» **Written task**: Using the data below, copy every line that contains the word "JSON".

» **Dataset records**:
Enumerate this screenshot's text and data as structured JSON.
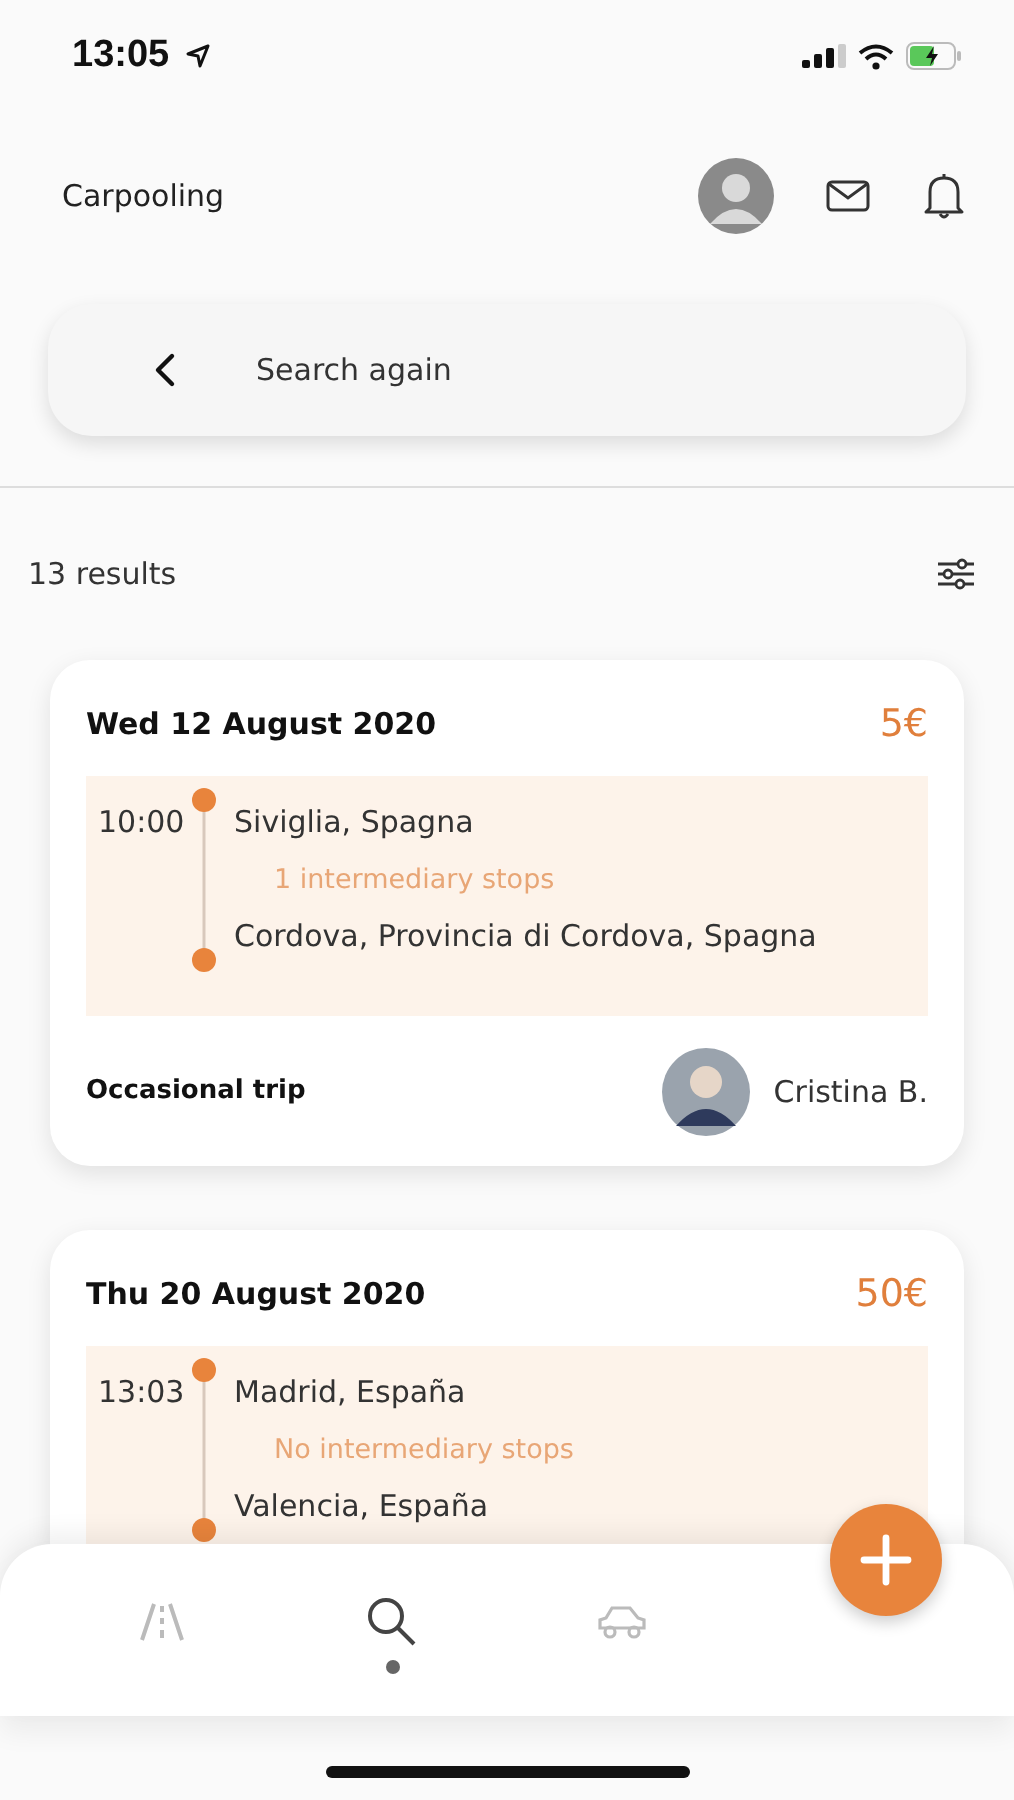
{
  "status_bar": {
    "time": "13:05"
  },
  "header": {
    "title": "Carpooling"
  },
  "search": {
    "label": "Search again"
  },
  "results": {
    "count": "13 results"
  },
  "trips": [
    {
      "date": "Wed 12 August 2020",
      "price": "5€",
      "time": "10:00",
      "from": "Siviglia, Spagna",
      "stops": "1 intermediary stops",
      "to": "Cordova, Provincia di Cordova, Spagna",
      "footer": {
        "type": "Occasional trip",
        "driver": "Cristina B."
      }
    },
    {
      "date": "Thu 20 August 2020",
      "price": "50€",
      "time": "13:03",
      "from": "Madrid, España",
      "stops": "No intermediary stops",
      "to": "Valencia, España"
    }
  ],
  "tabs": [
    {
      "kind": "road",
      "selected": false
    },
    {
      "kind": "search",
      "selected": true
    },
    {
      "kind": "car",
      "selected": false
    }
  ]
}
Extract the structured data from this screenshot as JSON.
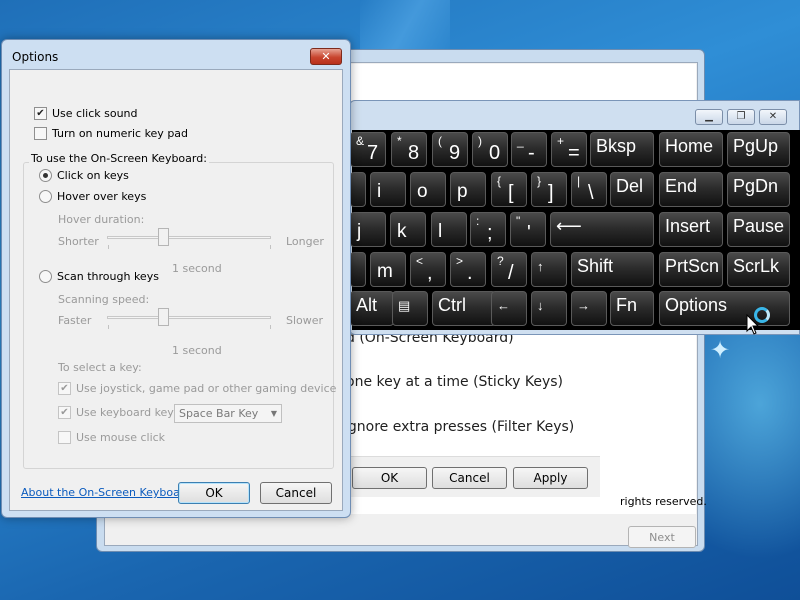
{
  "options_dialog": {
    "title": "Options",
    "close_glyph": "✕",
    "use_click_sound": "Use click sound",
    "numeric_key_pad": "Turn on numeric key pad",
    "group_label": "To use the On-Screen Keyboard:",
    "click_on_keys": "Click on keys",
    "hover_over_keys": "Hover over keys",
    "hover_duration_label": "Hover duration:",
    "hover_min": "Shorter",
    "hover_max": "Longer",
    "hover_value": "1 second",
    "scan_through_keys": "Scan through keys",
    "scanning_speed_label": "Scanning speed:",
    "scan_min": "Faster",
    "scan_max": "Slower",
    "scan_value": "1 second",
    "select_key_label": "To select a key:",
    "use_joystick": "Use joystick, game pad or other gaming device",
    "use_keyboard_key": "Use keyboard key",
    "keyboard_key_value": "Space Bar Key",
    "use_mouse_click": "Use mouse click",
    "about_link": "About the On-Screen Keyboard",
    "ok": "OK",
    "cancel": "Cancel"
  },
  "background_dialog": {
    "line1": "d (On-Screen Keyboard)",
    "line2": "one key at a time (Sticky Keys)",
    "line3": "ignore extra presses (Filter Keys)",
    "ok": "OK",
    "cancel": "Cancel",
    "apply": "Apply"
  },
  "wizard": {
    "rights": "rights reserved.",
    "next": "Next"
  },
  "osk": {
    "minimize_glyph": "▁",
    "restore_glyph": "❐",
    "close_glyph": "✕",
    "keys": {
      "k7": {
        "up": "&",
        "lo": "7"
      },
      "k8": {
        "up": "*",
        "lo": "8"
      },
      "k9": {
        "up": "(",
        "lo": "9"
      },
      "k0": {
        "up": ")",
        "lo": "0"
      },
      "kminus": {
        "up": "_",
        "lo": "-"
      },
      "kequal": {
        "up": "+",
        "lo": "="
      },
      "bksp": "Bksp",
      "home": "Home",
      "pgup": "PgUp",
      "ku": "",
      "ki": "i",
      "ko": "o",
      "kp": "p",
      "klbr": {
        "up": "{",
        "lo": "["
      },
      "krbr": {
        "up": "}",
        "lo": "]"
      },
      "kpipe": {
        "up": "|",
        "lo": "\\"
      },
      "del": "Del",
      "end": "End",
      "pgdn": "PgDn",
      "kh": "",
      "kj": "j",
      "kk": "k",
      "kl": "l",
      "ksemi": {
        "up": ":",
        "lo": ";"
      },
      "kquote": {
        "up": "\"",
        "lo": "'"
      },
      "enter": "⟵",
      "insert": "Insert",
      "pause": "Pause",
      "kn": "",
      "km": "m",
      "kcomma": {
        "up": "<",
        "lo": ","
      },
      "kperiod": {
        "up": ">",
        "lo": "."
      },
      "kslash": {
        "up": "?",
        "lo": "/"
      },
      "kuparrow": "↑",
      "shift": "Shift",
      "prtscn": "PrtScn",
      "scrlk": "ScrLk",
      "kspace": "",
      "alt": "Alt",
      "menu": "▤",
      "ctrl": "Ctrl",
      "kleft": "←",
      "kdown": "↓",
      "kright": "→",
      "fn": "Fn",
      "options": "Options"
    }
  }
}
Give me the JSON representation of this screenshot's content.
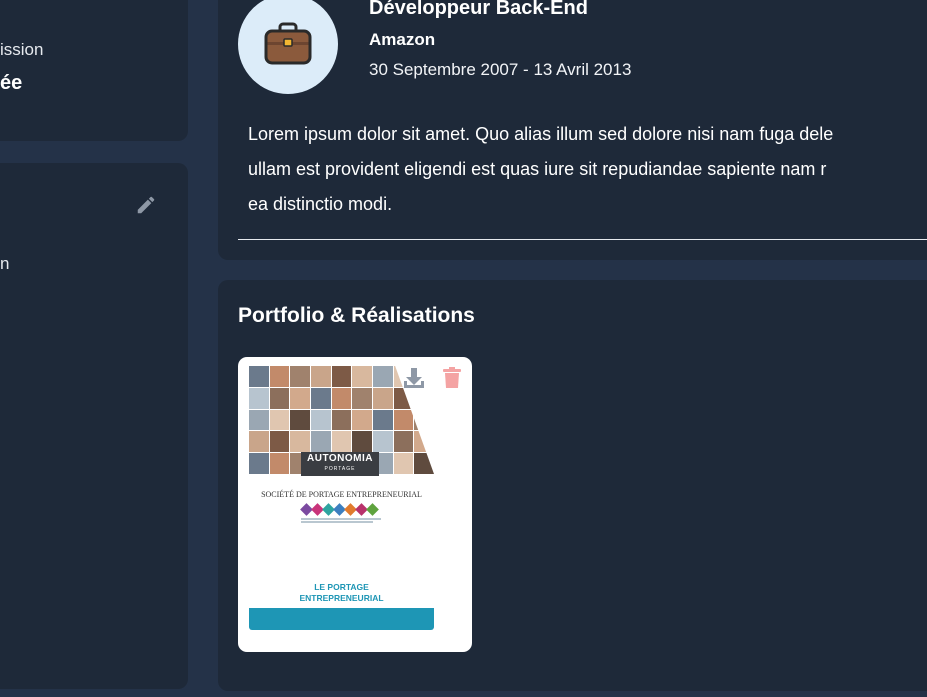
{
  "profile": {
    "left_label": "ission",
    "left_value": "ée",
    "left_fragment": "n"
  },
  "experience": {
    "title": "Développeur Back-End",
    "company": "Amazon",
    "dates": "30 Septembre 2007 - 13 Avril 2013",
    "description": [
      "Lorem ipsum dolor sit amet. Quo alias illum sed dolore nisi nam fuga dele",
      "ullam est provident eligendi est quas iure sit repudiandae sapiente nam r",
      "ea distinctio modi."
    ],
    "avatar_icon": "briefcase-icon"
  },
  "portfolio": {
    "title": "Portfolio & Réalisations",
    "items": [
      {
        "brand": "AUTONOMIA",
        "brand_sub": "PORTAGE",
        "subtitle": "SOCIÉTÉ DE PORTAGE ENTREPRENEURIAL",
        "caption_line1": "LE PORTAGE",
        "caption_line2": "ENTREPRENEURIAL"
      }
    ]
  },
  "icons": {
    "edit": "pencil-icon",
    "download": "download-icon",
    "delete": "trash-icon"
  },
  "colors": {
    "background": "#243248",
    "card": "#1e2939",
    "accent": "#1e96b5",
    "delete": "#f4a3a3",
    "download": "#8e98a6"
  }
}
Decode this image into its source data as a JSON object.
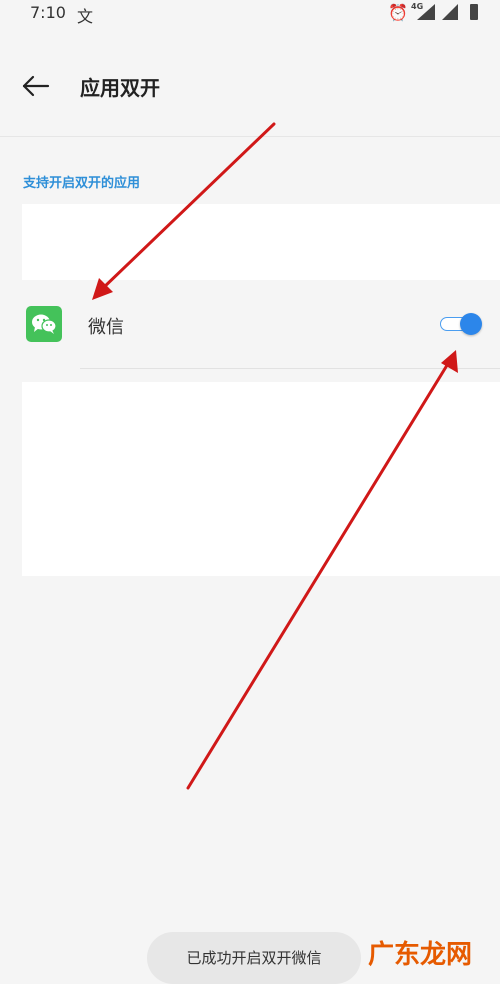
{
  "status_bar": {
    "time": "7:10",
    "extra_glyph": "文",
    "network_type": "4G",
    "icons": [
      "alarm-icon",
      "signal-icon",
      "signal-icon",
      "battery-icon"
    ]
  },
  "header": {
    "title": "应用双开",
    "back_icon": "arrow-left-icon"
  },
  "section": {
    "label": "支持开启双开的应用"
  },
  "apps": [
    {
      "name": "微信",
      "icon": "wechat-icon",
      "enabled": true
    }
  ],
  "toast": {
    "message": "已成功开启双开微信"
  },
  "watermark": {
    "text": "广东龙网"
  },
  "colors": {
    "accent": "#2c86ea",
    "section_label": "#2e8fd8",
    "annotation_arrow": "#d01818",
    "wechat_green": "#44c25a",
    "watermark": "#e65a00"
  }
}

» **Result for this task**:
Enumerate this screenshot's text and data as structured JSON.
Extract the structured data from this screenshot as JSON.
Give me the JSON representation of this screenshot's content.
Decode this image into its source data as a JSON object.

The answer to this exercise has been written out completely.